→ **Exercise directions**
Write out every one of the following lines character for character, without changing, adding, or dropping anything.

[Region and label listings]
-- START --
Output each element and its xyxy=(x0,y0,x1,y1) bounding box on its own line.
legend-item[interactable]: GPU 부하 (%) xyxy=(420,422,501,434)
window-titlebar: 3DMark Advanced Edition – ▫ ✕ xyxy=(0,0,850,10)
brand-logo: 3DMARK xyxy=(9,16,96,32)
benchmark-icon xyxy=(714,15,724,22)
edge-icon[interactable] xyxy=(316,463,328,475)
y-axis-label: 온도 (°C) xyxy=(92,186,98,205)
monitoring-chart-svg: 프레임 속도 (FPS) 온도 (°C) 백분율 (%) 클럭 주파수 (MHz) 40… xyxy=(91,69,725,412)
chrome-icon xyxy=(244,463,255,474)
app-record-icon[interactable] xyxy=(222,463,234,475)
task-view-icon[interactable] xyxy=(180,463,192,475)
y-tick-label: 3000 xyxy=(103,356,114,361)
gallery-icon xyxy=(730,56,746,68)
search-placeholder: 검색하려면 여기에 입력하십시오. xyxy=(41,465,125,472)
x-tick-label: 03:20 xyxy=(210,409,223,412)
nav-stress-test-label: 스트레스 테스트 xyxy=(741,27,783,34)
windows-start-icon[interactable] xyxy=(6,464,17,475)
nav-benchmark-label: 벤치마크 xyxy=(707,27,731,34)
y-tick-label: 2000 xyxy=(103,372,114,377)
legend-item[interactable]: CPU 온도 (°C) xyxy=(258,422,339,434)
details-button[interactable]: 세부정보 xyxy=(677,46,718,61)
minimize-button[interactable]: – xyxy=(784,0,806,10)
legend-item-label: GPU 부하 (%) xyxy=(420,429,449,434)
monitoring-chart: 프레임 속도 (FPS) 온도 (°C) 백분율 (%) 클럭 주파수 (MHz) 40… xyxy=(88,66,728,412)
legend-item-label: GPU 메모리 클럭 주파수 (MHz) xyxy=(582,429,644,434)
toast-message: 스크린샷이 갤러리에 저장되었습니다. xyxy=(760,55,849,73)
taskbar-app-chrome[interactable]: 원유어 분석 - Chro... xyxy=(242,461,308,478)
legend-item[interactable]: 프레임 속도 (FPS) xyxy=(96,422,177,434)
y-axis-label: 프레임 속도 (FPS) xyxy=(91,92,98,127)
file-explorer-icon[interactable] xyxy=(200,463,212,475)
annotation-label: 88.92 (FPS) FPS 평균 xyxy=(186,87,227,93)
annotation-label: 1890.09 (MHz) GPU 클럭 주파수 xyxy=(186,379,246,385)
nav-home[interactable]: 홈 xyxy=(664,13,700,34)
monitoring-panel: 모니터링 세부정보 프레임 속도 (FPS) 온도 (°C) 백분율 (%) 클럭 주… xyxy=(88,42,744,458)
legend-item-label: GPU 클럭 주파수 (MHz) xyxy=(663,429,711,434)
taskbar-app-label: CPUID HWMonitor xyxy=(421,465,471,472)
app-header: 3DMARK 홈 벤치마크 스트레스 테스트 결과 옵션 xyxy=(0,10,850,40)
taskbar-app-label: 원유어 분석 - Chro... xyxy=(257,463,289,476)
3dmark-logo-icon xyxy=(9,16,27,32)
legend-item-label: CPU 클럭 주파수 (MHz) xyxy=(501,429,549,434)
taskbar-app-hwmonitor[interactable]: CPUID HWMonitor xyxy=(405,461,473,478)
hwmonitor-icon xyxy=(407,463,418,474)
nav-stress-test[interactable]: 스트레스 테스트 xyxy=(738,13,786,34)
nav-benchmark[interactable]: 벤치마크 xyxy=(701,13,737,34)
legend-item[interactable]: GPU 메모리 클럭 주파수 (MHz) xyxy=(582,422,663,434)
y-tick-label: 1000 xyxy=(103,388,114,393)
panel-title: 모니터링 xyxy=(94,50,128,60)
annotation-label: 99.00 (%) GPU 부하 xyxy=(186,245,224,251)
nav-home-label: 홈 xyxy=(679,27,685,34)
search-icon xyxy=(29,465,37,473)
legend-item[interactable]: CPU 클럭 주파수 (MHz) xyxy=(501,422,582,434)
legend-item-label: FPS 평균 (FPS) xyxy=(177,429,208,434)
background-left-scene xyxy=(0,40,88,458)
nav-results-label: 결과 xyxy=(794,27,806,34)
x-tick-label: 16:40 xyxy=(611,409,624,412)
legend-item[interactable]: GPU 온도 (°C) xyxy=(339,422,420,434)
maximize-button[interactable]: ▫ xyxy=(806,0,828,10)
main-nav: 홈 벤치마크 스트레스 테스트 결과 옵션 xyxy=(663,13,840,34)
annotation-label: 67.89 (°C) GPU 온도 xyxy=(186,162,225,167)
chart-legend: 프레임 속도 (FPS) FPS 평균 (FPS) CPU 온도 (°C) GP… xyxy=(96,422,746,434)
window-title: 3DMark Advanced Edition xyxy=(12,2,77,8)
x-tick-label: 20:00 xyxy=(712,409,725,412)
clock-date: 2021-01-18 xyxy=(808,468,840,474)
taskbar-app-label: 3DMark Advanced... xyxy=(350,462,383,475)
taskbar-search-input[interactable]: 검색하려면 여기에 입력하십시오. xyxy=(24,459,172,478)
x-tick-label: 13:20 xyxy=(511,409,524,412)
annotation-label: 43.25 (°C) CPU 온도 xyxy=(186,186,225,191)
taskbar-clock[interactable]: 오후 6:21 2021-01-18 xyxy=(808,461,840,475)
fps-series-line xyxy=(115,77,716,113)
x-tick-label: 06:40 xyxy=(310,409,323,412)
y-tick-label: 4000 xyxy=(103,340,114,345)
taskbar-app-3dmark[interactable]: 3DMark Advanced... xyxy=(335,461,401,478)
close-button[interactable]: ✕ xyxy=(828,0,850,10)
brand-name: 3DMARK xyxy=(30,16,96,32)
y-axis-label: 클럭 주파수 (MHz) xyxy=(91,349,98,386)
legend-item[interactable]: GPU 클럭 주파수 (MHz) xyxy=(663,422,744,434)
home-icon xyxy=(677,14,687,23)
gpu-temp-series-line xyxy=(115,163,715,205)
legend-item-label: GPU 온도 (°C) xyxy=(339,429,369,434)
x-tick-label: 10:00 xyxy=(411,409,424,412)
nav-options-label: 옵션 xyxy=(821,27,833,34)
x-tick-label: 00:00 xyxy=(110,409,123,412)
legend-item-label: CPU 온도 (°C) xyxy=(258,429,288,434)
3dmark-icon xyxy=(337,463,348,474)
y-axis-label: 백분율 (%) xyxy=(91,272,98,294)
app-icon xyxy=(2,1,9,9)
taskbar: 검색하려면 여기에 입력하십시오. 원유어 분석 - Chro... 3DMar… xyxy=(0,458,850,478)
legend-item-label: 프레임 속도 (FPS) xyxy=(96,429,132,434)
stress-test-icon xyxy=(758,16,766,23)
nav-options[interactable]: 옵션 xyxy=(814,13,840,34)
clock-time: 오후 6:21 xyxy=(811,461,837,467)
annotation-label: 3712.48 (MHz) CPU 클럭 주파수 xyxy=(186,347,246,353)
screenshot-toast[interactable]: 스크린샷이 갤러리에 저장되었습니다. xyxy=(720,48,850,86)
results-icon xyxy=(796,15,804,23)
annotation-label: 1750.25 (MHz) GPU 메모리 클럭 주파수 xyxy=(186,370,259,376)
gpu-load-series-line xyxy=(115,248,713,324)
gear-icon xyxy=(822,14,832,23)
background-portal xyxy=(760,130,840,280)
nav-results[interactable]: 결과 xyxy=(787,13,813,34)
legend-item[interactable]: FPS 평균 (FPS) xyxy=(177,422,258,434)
-- END --
→ **Reply**
Output each element and its xyxy=(x0,y0,x1,y1) bounding box on its own line.
legend-item[interactable]: GPU 부하 (%) xyxy=(420,422,501,434)
window-titlebar: 3DMark Advanced Edition – ▫ ✕ xyxy=(0,0,850,10)
brand-logo: 3DMARK xyxy=(9,16,96,32)
benchmark-icon xyxy=(714,15,724,22)
edge-icon[interactable] xyxy=(316,463,328,475)
y-axis-label: 온도 (°C) xyxy=(92,186,98,205)
monitoring-chart-svg: 프레임 속도 (FPS) 온도 (°C) 백분율 (%) 클럭 주파수 (MHz) 40… xyxy=(91,69,725,412)
chrome-icon xyxy=(244,463,255,474)
app-record-icon[interactable] xyxy=(222,463,234,475)
task-view-icon[interactable] xyxy=(180,463,192,475)
y-tick-label: 3000 xyxy=(103,356,114,361)
gallery-icon xyxy=(730,56,746,68)
search-placeholder: 검색하려면 여기에 입력하십시오. xyxy=(41,465,125,472)
x-tick-label: 03:20 xyxy=(210,409,223,412)
nav-stress-test-label: 스트레스 테스트 xyxy=(741,27,783,34)
windows-start-icon[interactable] xyxy=(6,464,17,475)
nav-benchmark-label: 벤치마크 xyxy=(707,27,731,34)
y-tick-label: 2000 xyxy=(103,372,114,377)
legend-item[interactable]: CPU 온도 (°C) xyxy=(258,422,339,434)
details-button[interactable]: 세부정보 xyxy=(677,46,718,61)
minimize-button[interactable]: – xyxy=(784,0,806,10)
legend-item-label: GPU 부하 (%) xyxy=(420,429,449,434)
monitoring-chart: 프레임 속도 (FPS) 온도 (°C) 백분율 (%) 클럭 주파수 (MHz) 40… xyxy=(88,66,728,412)
legend-item-label: GPU 메모리 클럭 주파수 (MHz) xyxy=(582,429,644,434)
toast-message: 스크린샷이 갤러리에 저장되었습니다. xyxy=(760,55,849,73)
taskbar-app-chrome[interactable]: 원유어 분석 - Chro... xyxy=(242,461,308,478)
legend-item[interactable]: 프레임 속도 (FPS) xyxy=(96,422,177,434)
y-axis-label: 프레임 속도 (FPS) xyxy=(91,92,98,127)
file-explorer-icon[interactable] xyxy=(200,463,212,475)
annotation-label: 88.92 (FPS) FPS 평균 xyxy=(186,87,227,93)
annotation-label: 1890.09 (MHz) GPU 클럭 주파수 xyxy=(186,379,246,385)
nav-home[interactable]: 홈 xyxy=(664,13,700,34)
monitoring-panel: 모니터링 세부정보 프레임 속도 (FPS) 온도 (°C) 백분율 (%) 클럭 주… xyxy=(88,42,744,458)
legend-item-label: GPU 클럭 주파수 (MHz) xyxy=(663,429,711,434)
taskbar-app-label: CPUID HWMonitor xyxy=(421,465,471,472)
app-header: 3DMARK 홈 벤치마크 스트레스 테스트 결과 옵션 xyxy=(0,10,850,40)
taskbar-app-label: 원유어 분석 - Chro... xyxy=(257,463,289,476)
3dmark-logo-icon xyxy=(9,16,27,32)
legend-item-label: CPU 클럭 주파수 (MHz) xyxy=(501,429,549,434)
taskbar-app-hwmonitor[interactable]: CPUID HWMonitor xyxy=(405,461,473,478)
hwmonitor-icon xyxy=(407,463,418,474)
nav-stress-test[interactable]: 스트레스 테스트 xyxy=(738,13,786,34)
nav-benchmark[interactable]: 벤치마크 xyxy=(701,13,737,34)
legend-item[interactable]: GPU 메모리 클럭 주파수 (MHz) xyxy=(582,422,663,434)
y-tick-label: 1000 xyxy=(103,388,114,393)
panel-title: 모니터링 xyxy=(94,50,128,60)
annotation-label: 99.00 (%) GPU 부하 xyxy=(186,245,224,251)
nav-home-label: 홈 xyxy=(679,27,685,34)
search-icon xyxy=(29,465,37,473)
legend-item[interactable]: CPU 클럭 주파수 (MHz) xyxy=(501,422,582,434)
legend-item-label: FPS 평균 (FPS) xyxy=(177,429,208,434)
background-left-scene xyxy=(0,40,88,458)
nav-results-label: 결과 xyxy=(794,27,806,34)
x-tick-label: 16:40 xyxy=(611,409,624,412)
legend-item[interactable]: GPU 온도 (°C) xyxy=(339,422,420,434)
maximize-button[interactable]: ▫ xyxy=(806,0,828,10)
main-nav: 홈 벤치마크 스트레스 테스트 결과 옵션 xyxy=(663,13,840,34)
annotation-label: 67.89 (°C) GPU 온도 xyxy=(186,162,225,167)
chart-legend: 프레임 속도 (FPS) FPS 평균 (FPS) CPU 온도 (°C) GP… xyxy=(96,422,746,434)
window-title: 3DMark Advanced Edition xyxy=(12,2,77,8)
x-tick-label: 20:00 xyxy=(712,409,725,412)
clock-date: 2021-01-18 xyxy=(808,468,840,474)
taskbar-app-label: 3DMark Advanced... xyxy=(350,462,383,475)
taskbar-search-input[interactable]: 검색하려면 여기에 입력하십시오. xyxy=(24,459,172,478)
x-tick-label: 13:20 xyxy=(511,409,524,412)
annotation-label: 43.25 (°C) CPU 온도 xyxy=(186,186,225,191)
taskbar-clock[interactable]: 오후 6:21 2021-01-18 xyxy=(808,461,840,475)
fps-series-line xyxy=(115,77,716,113)
x-tick-label: 06:40 xyxy=(310,409,323,412)
y-tick-label: 4000 xyxy=(103,340,114,345)
taskbar-app-3dmark[interactable]: 3DMark Advanced... xyxy=(335,461,401,478)
close-button[interactable]: ✕ xyxy=(828,0,850,10)
brand-name: 3DMARK xyxy=(30,16,96,32)
y-axis-label: 클럭 주파수 (MHz) xyxy=(91,349,98,386)
legend-item[interactable]: GPU 클럭 주파수 (MHz) xyxy=(663,422,744,434)
home-icon xyxy=(677,14,687,23)
gpu-temp-series-line xyxy=(115,163,715,205)
legend-item-label: GPU 온도 (°C) xyxy=(339,429,369,434)
x-tick-label: 10:00 xyxy=(411,409,424,412)
nav-options-label: 옵션 xyxy=(821,27,833,34)
x-tick-label: 00:00 xyxy=(110,409,123,412)
legend-item-label: CPU 온도 (°C) xyxy=(258,429,288,434)
3dmark-icon xyxy=(337,463,348,474)
y-axis-label: 백분율 (%) xyxy=(91,272,98,294)
app-icon xyxy=(2,1,9,9)
taskbar: 검색하려면 여기에 입력하십시오. 원유어 분석 - Chro... 3DMar… xyxy=(0,458,850,478)
legend-item-label: 프레임 속도 (FPS) xyxy=(96,429,132,434)
stress-test-icon xyxy=(758,16,766,23)
nav-options[interactable]: 옵션 xyxy=(814,13,840,34)
clock-time: 오후 6:21 xyxy=(811,461,837,467)
annotation-label: 3712.48 (MHz) CPU 클럭 주파수 xyxy=(186,347,246,353)
screenshot-toast[interactable]: 스크린샷이 갤러리에 저장되었습니다. xyxy=(720,48,850,86)
results-icon xyxy=(796,15,804,23)
annotation-label: 1750.25 (MHz) GPU 메모리 클럭 주파수 xyxy=(186,370,259,376)
gpu-load-series-line xyxy=(115,248,713,324)
gear-icon xyxy=(822,14,832,23)
background-portal xyxy=(760,130,840,280)
nav-results[interactable]: 결과 xyxy=(787,13,813,34)
legend-item[interactable]: FPS 평균 (FPS) xyxy=(177,422,258,434)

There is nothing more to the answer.